[WRITTEN INSTRUCTION] Return a copy of every line in the records that includes the word "TradingView".

──────── RAW DATA ────────

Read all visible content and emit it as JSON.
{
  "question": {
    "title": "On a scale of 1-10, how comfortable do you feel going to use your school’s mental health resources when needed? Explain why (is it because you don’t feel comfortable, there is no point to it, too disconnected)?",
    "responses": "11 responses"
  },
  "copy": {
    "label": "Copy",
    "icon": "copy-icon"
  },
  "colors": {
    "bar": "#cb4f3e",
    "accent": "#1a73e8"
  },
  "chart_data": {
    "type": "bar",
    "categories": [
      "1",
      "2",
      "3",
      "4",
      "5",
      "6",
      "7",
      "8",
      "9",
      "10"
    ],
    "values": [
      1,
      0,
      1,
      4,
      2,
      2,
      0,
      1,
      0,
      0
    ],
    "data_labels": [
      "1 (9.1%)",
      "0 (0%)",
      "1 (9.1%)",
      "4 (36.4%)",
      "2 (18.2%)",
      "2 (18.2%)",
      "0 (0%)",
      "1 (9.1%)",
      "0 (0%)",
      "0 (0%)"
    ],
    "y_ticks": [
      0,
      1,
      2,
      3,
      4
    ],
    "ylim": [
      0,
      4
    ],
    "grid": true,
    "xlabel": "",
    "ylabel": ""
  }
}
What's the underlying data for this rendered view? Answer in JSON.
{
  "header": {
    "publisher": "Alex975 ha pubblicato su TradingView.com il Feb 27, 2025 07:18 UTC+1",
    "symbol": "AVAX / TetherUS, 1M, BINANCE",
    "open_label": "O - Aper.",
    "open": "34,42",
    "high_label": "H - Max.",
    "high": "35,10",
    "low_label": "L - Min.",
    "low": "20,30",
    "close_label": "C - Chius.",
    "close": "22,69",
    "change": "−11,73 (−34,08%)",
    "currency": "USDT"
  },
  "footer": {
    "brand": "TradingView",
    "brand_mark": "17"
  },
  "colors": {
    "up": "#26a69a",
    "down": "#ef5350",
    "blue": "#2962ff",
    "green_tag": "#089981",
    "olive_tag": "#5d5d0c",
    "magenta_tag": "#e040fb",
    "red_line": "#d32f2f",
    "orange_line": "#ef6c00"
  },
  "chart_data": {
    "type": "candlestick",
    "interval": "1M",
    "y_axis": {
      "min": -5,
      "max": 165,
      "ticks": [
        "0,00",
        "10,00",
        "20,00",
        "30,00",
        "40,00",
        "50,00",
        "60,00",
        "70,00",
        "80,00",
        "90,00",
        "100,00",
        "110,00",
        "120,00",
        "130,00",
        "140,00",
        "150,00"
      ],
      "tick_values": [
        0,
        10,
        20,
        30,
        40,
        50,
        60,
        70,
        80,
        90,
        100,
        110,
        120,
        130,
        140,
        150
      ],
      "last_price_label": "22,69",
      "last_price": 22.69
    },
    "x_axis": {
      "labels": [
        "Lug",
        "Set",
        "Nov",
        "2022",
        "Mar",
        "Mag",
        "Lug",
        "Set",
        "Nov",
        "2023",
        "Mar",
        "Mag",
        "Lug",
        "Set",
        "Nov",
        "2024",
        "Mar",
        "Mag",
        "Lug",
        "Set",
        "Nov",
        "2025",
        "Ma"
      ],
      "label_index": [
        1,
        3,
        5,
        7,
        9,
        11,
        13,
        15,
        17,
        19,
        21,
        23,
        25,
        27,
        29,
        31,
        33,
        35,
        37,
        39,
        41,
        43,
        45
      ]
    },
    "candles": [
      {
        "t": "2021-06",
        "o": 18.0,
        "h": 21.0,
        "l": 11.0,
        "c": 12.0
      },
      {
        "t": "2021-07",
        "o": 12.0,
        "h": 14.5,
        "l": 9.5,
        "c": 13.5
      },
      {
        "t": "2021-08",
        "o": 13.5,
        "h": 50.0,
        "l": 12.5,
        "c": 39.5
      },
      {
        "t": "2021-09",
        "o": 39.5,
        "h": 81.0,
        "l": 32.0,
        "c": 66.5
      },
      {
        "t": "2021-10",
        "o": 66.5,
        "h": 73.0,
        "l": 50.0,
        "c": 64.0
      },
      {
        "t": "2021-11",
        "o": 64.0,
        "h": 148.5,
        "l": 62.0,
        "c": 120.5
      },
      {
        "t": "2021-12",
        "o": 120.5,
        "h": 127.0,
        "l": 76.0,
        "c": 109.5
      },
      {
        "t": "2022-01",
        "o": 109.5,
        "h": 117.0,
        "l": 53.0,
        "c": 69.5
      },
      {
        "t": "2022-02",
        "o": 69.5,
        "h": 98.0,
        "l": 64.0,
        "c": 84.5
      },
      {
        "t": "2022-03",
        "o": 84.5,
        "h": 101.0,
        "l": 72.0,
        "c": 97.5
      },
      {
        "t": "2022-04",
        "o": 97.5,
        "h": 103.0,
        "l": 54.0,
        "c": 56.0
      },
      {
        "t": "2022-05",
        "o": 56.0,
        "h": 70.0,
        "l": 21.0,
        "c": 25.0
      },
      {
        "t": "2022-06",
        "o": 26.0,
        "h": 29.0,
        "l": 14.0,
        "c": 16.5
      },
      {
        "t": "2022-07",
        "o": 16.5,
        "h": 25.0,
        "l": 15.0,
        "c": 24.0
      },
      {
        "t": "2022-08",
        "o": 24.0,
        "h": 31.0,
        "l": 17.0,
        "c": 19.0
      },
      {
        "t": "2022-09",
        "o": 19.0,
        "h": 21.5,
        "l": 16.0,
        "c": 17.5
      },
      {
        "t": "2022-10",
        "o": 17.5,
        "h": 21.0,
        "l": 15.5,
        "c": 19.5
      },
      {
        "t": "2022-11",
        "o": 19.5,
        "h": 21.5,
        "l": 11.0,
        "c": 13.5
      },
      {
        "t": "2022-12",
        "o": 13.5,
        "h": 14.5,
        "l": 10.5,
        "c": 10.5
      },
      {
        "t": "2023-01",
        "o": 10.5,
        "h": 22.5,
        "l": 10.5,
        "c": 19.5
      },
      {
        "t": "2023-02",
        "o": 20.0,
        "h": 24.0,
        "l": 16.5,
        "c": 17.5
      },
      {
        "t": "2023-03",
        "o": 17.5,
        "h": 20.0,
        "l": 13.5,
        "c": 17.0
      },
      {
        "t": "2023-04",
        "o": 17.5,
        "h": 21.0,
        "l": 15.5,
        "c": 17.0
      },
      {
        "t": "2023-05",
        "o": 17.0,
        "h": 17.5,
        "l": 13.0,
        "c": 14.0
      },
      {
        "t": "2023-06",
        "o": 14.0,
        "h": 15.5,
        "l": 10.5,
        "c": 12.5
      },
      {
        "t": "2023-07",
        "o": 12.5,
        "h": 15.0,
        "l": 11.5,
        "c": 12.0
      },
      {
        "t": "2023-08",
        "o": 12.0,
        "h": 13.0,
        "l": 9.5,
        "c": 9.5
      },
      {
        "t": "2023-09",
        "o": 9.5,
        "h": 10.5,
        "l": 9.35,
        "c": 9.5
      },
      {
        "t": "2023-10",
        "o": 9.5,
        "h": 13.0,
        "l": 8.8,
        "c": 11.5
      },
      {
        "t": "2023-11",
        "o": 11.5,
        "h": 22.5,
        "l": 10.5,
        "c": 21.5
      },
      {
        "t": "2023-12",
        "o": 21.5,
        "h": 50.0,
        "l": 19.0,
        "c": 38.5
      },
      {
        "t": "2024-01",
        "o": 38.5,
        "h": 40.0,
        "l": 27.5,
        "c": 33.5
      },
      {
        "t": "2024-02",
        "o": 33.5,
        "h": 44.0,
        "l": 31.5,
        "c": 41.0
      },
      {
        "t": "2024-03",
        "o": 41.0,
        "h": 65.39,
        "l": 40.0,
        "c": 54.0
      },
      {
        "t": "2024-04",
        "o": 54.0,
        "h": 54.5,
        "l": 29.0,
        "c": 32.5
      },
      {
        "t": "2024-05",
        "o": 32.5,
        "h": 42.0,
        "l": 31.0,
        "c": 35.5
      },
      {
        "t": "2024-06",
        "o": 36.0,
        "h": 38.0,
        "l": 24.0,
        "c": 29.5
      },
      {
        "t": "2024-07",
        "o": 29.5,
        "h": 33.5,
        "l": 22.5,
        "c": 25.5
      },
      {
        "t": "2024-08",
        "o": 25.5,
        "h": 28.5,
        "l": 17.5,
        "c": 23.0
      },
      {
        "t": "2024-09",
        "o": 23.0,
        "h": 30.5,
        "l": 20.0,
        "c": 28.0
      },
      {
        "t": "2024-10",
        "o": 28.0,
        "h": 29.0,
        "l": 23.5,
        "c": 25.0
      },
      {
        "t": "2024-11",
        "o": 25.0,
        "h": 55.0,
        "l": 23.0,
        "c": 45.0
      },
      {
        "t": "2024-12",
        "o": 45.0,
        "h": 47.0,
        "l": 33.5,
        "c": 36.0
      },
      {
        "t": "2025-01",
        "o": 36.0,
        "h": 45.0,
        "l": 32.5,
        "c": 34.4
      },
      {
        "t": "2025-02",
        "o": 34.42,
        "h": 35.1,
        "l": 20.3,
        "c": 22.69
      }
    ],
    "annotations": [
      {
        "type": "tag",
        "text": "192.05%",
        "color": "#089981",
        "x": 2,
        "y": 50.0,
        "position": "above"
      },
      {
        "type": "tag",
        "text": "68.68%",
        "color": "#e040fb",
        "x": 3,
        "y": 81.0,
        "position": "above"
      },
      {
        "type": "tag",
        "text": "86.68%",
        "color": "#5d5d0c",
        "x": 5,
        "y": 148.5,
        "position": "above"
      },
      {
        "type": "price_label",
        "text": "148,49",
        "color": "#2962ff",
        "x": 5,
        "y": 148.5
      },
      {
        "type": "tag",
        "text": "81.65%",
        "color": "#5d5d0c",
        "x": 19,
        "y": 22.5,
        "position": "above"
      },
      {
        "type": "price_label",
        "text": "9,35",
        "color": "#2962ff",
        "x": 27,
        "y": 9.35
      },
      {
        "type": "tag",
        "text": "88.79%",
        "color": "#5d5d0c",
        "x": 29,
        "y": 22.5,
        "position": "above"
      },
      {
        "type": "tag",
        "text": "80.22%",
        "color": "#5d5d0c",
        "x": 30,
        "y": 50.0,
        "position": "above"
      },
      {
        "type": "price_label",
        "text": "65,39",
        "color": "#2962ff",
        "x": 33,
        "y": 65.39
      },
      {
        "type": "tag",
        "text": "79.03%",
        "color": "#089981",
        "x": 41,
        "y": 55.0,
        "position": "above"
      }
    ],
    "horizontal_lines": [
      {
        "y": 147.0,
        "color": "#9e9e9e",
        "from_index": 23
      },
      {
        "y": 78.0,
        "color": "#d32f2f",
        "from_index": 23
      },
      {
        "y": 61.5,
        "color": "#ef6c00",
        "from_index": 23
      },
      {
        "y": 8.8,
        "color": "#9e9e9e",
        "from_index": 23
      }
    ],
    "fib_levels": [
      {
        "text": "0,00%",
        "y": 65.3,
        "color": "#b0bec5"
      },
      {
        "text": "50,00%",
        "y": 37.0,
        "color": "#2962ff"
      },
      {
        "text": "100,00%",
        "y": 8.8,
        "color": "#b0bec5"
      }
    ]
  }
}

────────

[CORRECT RESPONSE]
    "publisher": "Alex975 ha pubblicato su TradingView.com il Feb 27, 2025 07:18 UTC+1",
    "brand": "TradingView",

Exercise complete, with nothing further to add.